## Job
Write the data out again in full, with no departure from the original.

## Data shown
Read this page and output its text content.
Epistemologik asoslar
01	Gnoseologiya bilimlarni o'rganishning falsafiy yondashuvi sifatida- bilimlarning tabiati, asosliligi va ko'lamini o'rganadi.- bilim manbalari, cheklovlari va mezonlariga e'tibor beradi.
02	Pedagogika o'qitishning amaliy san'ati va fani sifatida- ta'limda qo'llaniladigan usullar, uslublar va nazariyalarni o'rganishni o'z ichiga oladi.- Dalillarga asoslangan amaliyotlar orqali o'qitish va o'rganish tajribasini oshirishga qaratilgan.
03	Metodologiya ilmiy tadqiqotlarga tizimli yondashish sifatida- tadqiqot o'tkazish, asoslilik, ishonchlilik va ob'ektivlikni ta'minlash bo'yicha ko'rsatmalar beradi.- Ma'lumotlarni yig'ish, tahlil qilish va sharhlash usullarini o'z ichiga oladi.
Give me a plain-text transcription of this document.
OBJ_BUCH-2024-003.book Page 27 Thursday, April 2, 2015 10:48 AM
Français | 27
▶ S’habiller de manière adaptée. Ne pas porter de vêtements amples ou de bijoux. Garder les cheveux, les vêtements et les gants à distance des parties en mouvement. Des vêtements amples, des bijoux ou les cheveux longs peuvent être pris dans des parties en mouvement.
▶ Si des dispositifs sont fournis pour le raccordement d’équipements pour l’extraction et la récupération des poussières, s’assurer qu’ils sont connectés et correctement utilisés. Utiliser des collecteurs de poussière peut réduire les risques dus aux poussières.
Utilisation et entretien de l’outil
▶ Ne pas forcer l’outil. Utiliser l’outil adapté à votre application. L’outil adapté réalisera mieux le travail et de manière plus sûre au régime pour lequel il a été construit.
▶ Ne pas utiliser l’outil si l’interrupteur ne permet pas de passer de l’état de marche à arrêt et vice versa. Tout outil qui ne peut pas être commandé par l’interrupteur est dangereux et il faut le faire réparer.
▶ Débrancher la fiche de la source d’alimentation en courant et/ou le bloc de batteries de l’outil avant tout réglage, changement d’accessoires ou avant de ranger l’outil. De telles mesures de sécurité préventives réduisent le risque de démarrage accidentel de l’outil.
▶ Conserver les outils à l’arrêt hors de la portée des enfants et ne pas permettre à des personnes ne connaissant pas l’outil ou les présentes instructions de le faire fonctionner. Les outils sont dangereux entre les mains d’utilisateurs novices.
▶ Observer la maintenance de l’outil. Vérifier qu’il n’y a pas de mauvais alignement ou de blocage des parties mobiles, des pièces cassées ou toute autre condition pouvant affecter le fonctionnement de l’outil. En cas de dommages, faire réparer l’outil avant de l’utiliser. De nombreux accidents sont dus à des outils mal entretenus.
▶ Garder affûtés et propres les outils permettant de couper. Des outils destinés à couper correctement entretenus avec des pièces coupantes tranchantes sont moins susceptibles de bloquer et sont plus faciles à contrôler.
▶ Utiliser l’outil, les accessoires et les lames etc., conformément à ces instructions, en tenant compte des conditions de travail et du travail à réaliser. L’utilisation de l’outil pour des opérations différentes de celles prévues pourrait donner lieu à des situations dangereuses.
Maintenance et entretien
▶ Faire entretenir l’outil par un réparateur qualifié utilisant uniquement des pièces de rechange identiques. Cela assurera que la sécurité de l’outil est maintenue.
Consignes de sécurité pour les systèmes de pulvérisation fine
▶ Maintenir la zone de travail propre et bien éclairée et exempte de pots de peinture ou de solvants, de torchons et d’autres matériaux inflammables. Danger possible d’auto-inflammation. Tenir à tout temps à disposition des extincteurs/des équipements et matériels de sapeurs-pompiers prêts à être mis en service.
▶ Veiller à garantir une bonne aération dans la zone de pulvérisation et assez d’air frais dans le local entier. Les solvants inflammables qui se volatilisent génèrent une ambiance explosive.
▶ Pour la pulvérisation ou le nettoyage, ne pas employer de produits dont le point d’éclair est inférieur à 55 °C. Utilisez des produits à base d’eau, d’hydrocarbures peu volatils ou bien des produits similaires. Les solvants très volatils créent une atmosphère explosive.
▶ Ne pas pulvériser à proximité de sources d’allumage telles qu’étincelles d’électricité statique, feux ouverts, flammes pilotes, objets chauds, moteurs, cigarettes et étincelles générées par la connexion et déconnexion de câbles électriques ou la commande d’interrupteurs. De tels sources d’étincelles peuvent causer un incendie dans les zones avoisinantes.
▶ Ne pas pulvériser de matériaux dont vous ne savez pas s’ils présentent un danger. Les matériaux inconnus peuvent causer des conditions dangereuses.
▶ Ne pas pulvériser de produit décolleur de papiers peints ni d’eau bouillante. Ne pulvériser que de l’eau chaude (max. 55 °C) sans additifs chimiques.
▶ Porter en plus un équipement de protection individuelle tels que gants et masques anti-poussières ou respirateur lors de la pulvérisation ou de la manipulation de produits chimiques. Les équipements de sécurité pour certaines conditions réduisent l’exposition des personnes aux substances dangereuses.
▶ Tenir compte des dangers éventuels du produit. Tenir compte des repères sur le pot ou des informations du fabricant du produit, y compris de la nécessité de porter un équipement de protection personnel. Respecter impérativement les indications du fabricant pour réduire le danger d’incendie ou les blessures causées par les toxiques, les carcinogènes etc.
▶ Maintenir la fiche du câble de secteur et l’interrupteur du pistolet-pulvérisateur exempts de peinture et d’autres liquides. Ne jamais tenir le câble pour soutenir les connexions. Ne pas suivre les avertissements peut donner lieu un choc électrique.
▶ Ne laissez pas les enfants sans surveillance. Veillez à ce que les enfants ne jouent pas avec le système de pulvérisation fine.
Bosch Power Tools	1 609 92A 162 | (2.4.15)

## In response
Read this page and output its text content.
Epistemologik asoslar
01	Gnoseologiya bilimlarni o'rganishning falsafiy yondashuvi sifatida- bilimlarning tabiati, asosliligi va ko'lamini o'rganadi.- bilim manbalari, cheklovlari va mezonlariga e'tibor beradi.
02	Pedagogika o'qitishning amaliy san'ati va fani sifatida- ta'limda qo'llaniladigan usullar, uslublar va nazariyalarni o'rganishni o'z ichiga oladi.- Dalillarga asoslangan amaliyotlar orqali o'qitish va o'rganish tajribasini oshirishga qaratilgan.
03	Metodologiya ilmiy tadqiqotlarga tizimli yondashish sifatida- tadqiqot o'tkazish, asoslilik, ishonchlilik va ob'ektivlikni ta'minlash bo'yicha ko'rsatmalar beradi.- Ma'lumotlarni yig'ish, tahlil qilish va sharhlash usullarini o'z ichiga oladi.
Give me a plain-text transcription of this document.
OBJ_BUCH-2024-003.book Page 27 Thursday, April 2, 2015 10:48 AM
Français | 27
▶ S’habiller de manière adaptée. Ne pas porter de vêtements amples ou de bijoux. Garder les cheveux, les vêtements et les gants à distance des parties en mouvement. Des vêtements amples, des bijoux ou les cheveux longs peuvent être pris dans des parties en mouvement.
▶ Si des dispositifs sont fournis pour le raccordement d’équipements pour l’extraction et la récupération des poussières, s’assurer qu’ils sont connectés et correctement utilisés. Utiliser des collecteurs de poussière peut réduire les risques dus aux poussières.
Utilisation et entretien de l’outil
▶ Ne pas forcer l’outil. Utiliser l’outil adapté à votre application. L’outil adapté réalisera mieux le travail et de manière plus sûre au régime pour lequel il a été construit.
▶ Ne pas utiliser l’outil si l’interrupteur ne permet pas de passer de l’état de marche à arrêt et vice versa. Tout outil qui ne peut pas être commandé par l’interrupteur est dangereux et il faut le faire réparer.
▶ Débrancher la fiche de la source d’alimentation en courant et/ou le bloc de batteries de l’outil avant tout réglage, changement d’accessoires ou avant de ranger l’outil. De telles mesures de sécurité préventives réduisent le risque de démarrage accidentel de l’outil.
▶ Conserver les outils à l’arrêt hors de la portée des enfants et ne pas permettre à des personnes ne connaissant pas l’outil ou les présentes instructions de le faire fonctionner. Les outils sont dangereux entre les mains d’utilisateurs novices.
▶ Observer la maintenance de l’outil. Vérifier qu’il n’y a pas de mauvais alignement ou de blocage des parties mobiles, des pièces cassées ou toute autre condition pouvant affecter le fonctionnement de l’outil. En cas de dommages, faire réparer l’outil avant de l’utiliser. De nombreux accidents sont dus à des outils mal entretenus.
▶ Garder affûtés et propres les outils permettant de couper. Des outils destinés à couper correctement entretenus avec des pièces coupantes tranchantes sont moins susceptibles de bloquer et sont plus faciles à contrôler.
▶ Utiliser l’outil, les accessoires et les lames etc., conformément à ces instructions, en tenant compte des conditions de travail et du travail à réaliser. L’utilisation de l’outil pour des opérations différentes de celles prévues pourrait donner lieu à des situations dangereuses.
Maintenance et entretien
▶ Faire entretenir l’outil par un réparateur qualifié utilisant uniquement des pièces de rechange identiques. Cela assurera que la sécurité de l’outil est maintenue.
Consignes de sécurité pour les systèmes de pulvérisation fine
▶ Maintenir la zone de travail propre et bien éclairée et exempte de pots de peinture ou de solvants, de torchons et d’autres matériaux inflammables. Danger possible d’auto-inflammation. Tenir à tout temps à disposition des extincteurs/des équipements et matériels de sapeurs-pompiers prêts à être mis en service.
▶ Veiller à garantir une bonne aération dans la zone de pulvérisation et assez d’air frais dans le local entier. Les solvants inflammables qui se volatilisent génèrent une ambiance explosive.
▶ Pour la pulvérisation ou le nettoyage, ne pas employer de produits dont le point d’éclair est inférieur à 55 °C. Utilisez des produits à base d’eau, d’hydrocarbures peu volatils ou bien des produits similaires. Les solvants très volatils créent une atmosphère explosive.
▶ Ne pas pulvériser à proximité de sources d’allumage telles qu’étincelles d’électricité statique, feux ouverts, flammes pilotes, objets chauds, moteurs, cigarettes et étincelles générées par la connexion et déconnexion de câbles électriques ou la commande d’interrupteurs. De tels sources d’étincelles peuvent causer un incendie dans les zones avoisinantes.
▶ Ne pas pulvériser de matériaux dont vous ne savez pas s’ils présentent un danger. Les matériaux inconnus peuvent causer des conditions dangereuses.
▶ Ne pas pulvériser de produit décolleur de papiers peints ni d’eau bouillante. Ne pulvériser que de l’eau chaude (max. 55 °C) sans additifs chimiques.
▶ Porter en plus un équipement de protection individuelle tels que gants et masques anti-poussières ou respirateur lors de la pulvérisation ou de la manipulation de produits chimiques. Les équipements de sécurité pour certaines conditions réduisent l’exposition des personnes aux substances dangereuses.
▶ Tenir compte des dangers éventuels du produit. Tenir compte des repères sur le pot ou des informations du fabricant du produit, y compris de la nécessité de porter un équipement de protection personnel. Respecter impérativement les indications du fabricant pour réduire le danger d’incendie ou les blessures causées par les toxiques, les carcinogènes etc.
▶ Maintenir la fiche du câble de secteur et l’interrupteur du pistolet-pulvérisateur exempts de peinture et d’autres liquides. Ne jamais tenir le câble pour soutenir les connexions. Ne pas suivre les avertissements peut donner lieu un choc électrique.
▶ Ne laissez pas les enfants sans surveillance. Veillez à ce que les enfants ne jouent pas avec le système de pulvérisation fine.
Bosch Power Tools	1 609 92A 162 | (2.4.15)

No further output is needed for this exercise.